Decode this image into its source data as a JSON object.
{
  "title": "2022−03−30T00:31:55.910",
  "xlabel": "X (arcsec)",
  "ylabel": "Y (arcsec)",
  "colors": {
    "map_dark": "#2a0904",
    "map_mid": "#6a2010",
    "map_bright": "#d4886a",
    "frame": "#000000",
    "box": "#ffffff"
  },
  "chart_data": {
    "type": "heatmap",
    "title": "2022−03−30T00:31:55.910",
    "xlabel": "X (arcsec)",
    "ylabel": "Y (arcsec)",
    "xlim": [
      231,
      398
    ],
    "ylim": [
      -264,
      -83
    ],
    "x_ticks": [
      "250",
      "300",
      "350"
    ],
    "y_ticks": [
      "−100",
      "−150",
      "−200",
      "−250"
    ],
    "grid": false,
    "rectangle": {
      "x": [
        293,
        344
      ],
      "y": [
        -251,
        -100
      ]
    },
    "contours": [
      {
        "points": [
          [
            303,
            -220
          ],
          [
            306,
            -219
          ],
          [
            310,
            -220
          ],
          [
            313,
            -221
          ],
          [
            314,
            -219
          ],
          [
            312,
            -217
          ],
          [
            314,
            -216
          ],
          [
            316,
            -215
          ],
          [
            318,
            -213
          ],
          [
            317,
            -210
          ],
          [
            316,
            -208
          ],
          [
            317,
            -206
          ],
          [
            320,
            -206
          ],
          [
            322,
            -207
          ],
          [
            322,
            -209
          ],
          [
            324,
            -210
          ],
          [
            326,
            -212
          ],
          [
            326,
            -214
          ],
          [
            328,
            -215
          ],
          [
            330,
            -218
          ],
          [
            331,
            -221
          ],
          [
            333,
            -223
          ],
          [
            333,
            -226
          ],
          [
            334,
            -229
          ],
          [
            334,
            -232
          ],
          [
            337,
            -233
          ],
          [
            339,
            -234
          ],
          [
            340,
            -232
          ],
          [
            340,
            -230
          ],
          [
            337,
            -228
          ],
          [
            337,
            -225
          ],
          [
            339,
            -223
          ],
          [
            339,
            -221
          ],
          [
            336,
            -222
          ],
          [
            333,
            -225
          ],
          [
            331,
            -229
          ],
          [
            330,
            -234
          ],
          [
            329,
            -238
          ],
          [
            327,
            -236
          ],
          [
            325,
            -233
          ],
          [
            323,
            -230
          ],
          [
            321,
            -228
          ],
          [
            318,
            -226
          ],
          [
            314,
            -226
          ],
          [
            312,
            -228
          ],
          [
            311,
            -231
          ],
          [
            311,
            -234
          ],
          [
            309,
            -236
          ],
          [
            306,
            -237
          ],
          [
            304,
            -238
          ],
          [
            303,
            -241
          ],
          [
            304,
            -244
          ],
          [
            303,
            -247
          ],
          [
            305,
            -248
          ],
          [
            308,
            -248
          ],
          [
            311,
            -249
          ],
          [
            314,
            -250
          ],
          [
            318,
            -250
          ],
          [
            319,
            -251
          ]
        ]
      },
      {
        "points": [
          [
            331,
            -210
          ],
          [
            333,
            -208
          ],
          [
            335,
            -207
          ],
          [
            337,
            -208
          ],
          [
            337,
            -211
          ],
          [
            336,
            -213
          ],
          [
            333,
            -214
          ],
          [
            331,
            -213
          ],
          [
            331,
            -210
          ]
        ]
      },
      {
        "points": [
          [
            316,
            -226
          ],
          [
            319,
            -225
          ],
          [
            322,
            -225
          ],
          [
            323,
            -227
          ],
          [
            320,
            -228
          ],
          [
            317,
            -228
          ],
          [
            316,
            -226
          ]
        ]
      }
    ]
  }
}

--------

- **STATED PROBLEM**
Output the data above exactly, please, line for line.

- **EXERCISE ANSWER**
Decode this image into its source data as a JSON object.
{
  "title": "2022−03−30T00:31:55.910",
  "xlabel": "X (arcsec)",
  "ylabel": "Y (arcsec)",
  "colors": {
    "map_dark": "#2a0904",
    "map_mid": "#6a2010",
    "map_bright": "#d4886a",
    "frame": "#000000",
    "box": "#ffffff"
  },
  "chart_data": {
    "type": "heatmap",
    "title": "2022−03−30T00:31:55.910",
    "xlabel": "X (arcsec)",
    "ylabel": "Y (arcsec)",
    "xlim": [
      231,
      398
    ],
    "ylim": [
      -264,
      -83
    ],
    "x_ticks": [
      "250",
      "300",
      "350"
    ],
    "y_ticks": [
      "−100",
      "−150",
      "−200",
      "−250"
    ],
    "grid": false,
    "rectangle": {
      "x": [
        293,
        344
      ],
      "y": [
        -251,
        -100
      ]
    },
    "contours": [
      {
        "points": [
          [
            303,
            -220
          ],
          [
            306,
            -219
          ],
          [
            310,
            -220
          ],
          [
            313,
            -221
          ],
          [
            314,
            -219
          ],
          [
            312,
            -217
          ],
          [
            314,
            -216
          ],
          [
            316,
            -215
          ],
          [
            318,
            -213
          ],
          [
            317,
            -210
          ],
          [
            316,
            -208
          ],
          [
            317,
            -206
          ],
          [
            320,
            -206
          ],
          [
            322,
            -207
          ],
          [
            322,
            -209
          ],
          [
            324,
            -210
          ],
          [
            326,
            -212
          ],
          [
            326,
            -214
          ],
          [
            328,
            -215
          ],
          [
            330,
            -218
          ],
          [
            331,
            -221
          ],
          [
            333,
            -223
          ],
          [
            333,
            -226
          ],
          [
            334,
            -229
          ],
          [
            334,
            -232
          ],
          [
            337,
            -233
          ],
          [
            339,
            -234
          ],
          [
            340,
            -232
          ],
          [
            340,
            -230
          ],
          [
            337,
            -228
          ],
          [
            337,
            -225
          ],
          [
            339,
            -223
          ],
          [
            339,
            -221
          ],
          [
            336,
            -222
          ],
          [
            333,
            -225
          ],
          [
            331,
            -229
          ],
          [
            330,
            -234
          ],
          [
            329,
            -238
          ],
          [
            327,
            -236
          ],
          [
            325,
            -233
          ],
          [
            323,
            -230
          ],
          [
            321,
            -228
          ],
          [
            318,
            -226
          ],
          [
            314,
            -226
          ],
          [
            312,
            -228
          ],
          [
            311,
            -231
          ],
          [
            311,
            -234
          ],
          [
            309,
            -236
          ],
          [
            306,
            -237
          ],
          [
            304,
            -238
          ],
          [
            303,
            -241
          ],
          [
            304,
            -244
          ],
          [
            303,
            -247
          ],
          [
            305,
            -248
          ],
          [
            308,
            -248
          ],
          [
            311,
            -249
          ],
          [
            314,
            -250
          ],
          [
            318,
            -250
          ],
          [
            319,
            -251
          ]
        ]
      },
      {
        "points": [
          [
            331,
            -210
          ],
          [
            333,
            -208
          ],
          [
            335,
            -207
          ],
          [
            337,
            -208
          ],
          [
            337,
            -211
          ],
          [
            336,
            -213
          ],
          [
            333,
            -214
          ],
          [
            331,
            -213
          ],
          [
            331,
            -210
          ]
        ]
      },
      {
        "points": [
          [
            316,
            -226
          ],
          [
            319,
            -225
          ],
          [
            322,
            -225
          ],
          [
            323,
            -227
          ],
          [
            320,
            -228
          ],
          [
            317,
            -228
          ],
          [
            316,
            -226
          ]
        ]
      }
    ]
  }
}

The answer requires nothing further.